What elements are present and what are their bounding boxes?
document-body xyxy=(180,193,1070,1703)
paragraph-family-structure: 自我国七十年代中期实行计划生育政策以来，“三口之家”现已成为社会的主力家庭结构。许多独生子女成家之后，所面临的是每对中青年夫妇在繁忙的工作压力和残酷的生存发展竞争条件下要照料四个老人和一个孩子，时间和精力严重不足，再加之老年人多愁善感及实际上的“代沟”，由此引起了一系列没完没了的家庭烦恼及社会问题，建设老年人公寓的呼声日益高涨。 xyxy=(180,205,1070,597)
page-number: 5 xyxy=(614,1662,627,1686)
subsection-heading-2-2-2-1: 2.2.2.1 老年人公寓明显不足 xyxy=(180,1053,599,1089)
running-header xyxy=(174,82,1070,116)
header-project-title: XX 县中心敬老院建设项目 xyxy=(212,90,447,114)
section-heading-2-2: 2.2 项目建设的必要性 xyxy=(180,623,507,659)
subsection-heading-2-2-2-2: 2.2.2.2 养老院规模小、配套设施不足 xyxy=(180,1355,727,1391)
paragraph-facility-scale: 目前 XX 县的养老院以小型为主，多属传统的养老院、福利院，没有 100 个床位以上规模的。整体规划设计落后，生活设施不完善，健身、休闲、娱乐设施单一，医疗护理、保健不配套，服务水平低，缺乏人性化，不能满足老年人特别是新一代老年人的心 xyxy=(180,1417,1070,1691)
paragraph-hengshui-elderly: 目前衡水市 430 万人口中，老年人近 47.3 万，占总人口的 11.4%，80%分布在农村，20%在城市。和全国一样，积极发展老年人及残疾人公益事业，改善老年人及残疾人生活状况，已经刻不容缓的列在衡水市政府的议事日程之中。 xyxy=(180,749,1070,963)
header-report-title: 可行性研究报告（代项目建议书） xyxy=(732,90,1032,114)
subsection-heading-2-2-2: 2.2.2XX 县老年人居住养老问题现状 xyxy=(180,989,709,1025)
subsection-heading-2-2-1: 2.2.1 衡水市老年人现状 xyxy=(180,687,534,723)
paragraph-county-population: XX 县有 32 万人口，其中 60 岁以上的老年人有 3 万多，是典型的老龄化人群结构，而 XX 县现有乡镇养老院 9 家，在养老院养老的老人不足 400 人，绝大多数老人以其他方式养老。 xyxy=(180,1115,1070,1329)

#### Aim
Rewrite the material above, changing every "衡水市" to "该市" and leaving everything else as it is.

#### Result for this task
What elements are present and what are their bounding boxes?
document-body xyxy=(180,193,1070,1703)
paragraph-family-structure: 自我国七十年代中期实行计划生育政策以来，“三口之家”现已成为社会的主力家庭结构。许多独生子女成家之后，所面临的是每对中青年夫妇在繁忙的工作压力和残酷的生存发展竞争条件下要照料四个老人和一个孩子，时间和精力严重不足，再加之老年人多愁善感及实际上的“代沟”，由此引起了一系列没完没了的家庭烦恼及社会问题，建设老年人公寓的呼声日益高涨。 xyxy=(180,205,1070,597)
page-number: 5 xyxy=(614,1662,627,1686)
subsection-heading-2-2-2-1: 2.2.2.1 老年人公寓明显不足 xyxy=(180,1053,599,1089)
running-header xyxy=(174,82,1070,116)
header-project-title: XX 县中心敬老院建设项目 xyxy=(212,90,447,114)
section-heading-2-2: 2.2 项目建设的必要性 xyxy=(180,623,507,659)
subsection-heading-2-2-2-2: 2.2.2.2 养老院规模小、配套设施不足 xyxy=(180,1355,727,1391)
paragraph-facility-scale: 目前 XX 县的养老院以小型为主，多属传统的养老院、福利院，没有 100 个床位以上规模的。整体规划设计落后，生活设施不完善，健身、休闲、娱乐设施单一，医疗护理、保健不配套，服务水平低，缺乏人性化，不能满足老年人特别是新一代老年人的心 xyxy=(180,1417,1070,1691)
paragraph-hengshui-elderly: 目前该市 430 万人口中，老年人近 47.3 万，占总人口的 11.4%，80%分布在农村，20%在城市。和全国一样，积极发展老年人及残疾人公益事业，改善老年人及残疾人生活状况，已经刻不容缓的列在该市政府的议事日程之中。 xyxy=(180,749,1070,963)
header-report-title: 可行性研究报告（代项目建议书） xyxy=(732,90,1032,114)
subsection-heading-2-2-2: 2.2.2XX 县老年人居住养老问题现状 xyxy=(180,989,709,1025)
subsection-heading-2-2-1: 2.2.1 该市老年人现状 xyxy=(180,687,534,723)
paragraph-county-population: XX 县有 32 万人口，其中 60 岁以上的老年人有 3 万多，是典型的老龄化人群结构，而 XX 县现有乡镇养老院 9 家，在养老院养老的老人不足 400 人，绝大多数老人以其他方式养老。 xyxy=(180,1115,1070,1329)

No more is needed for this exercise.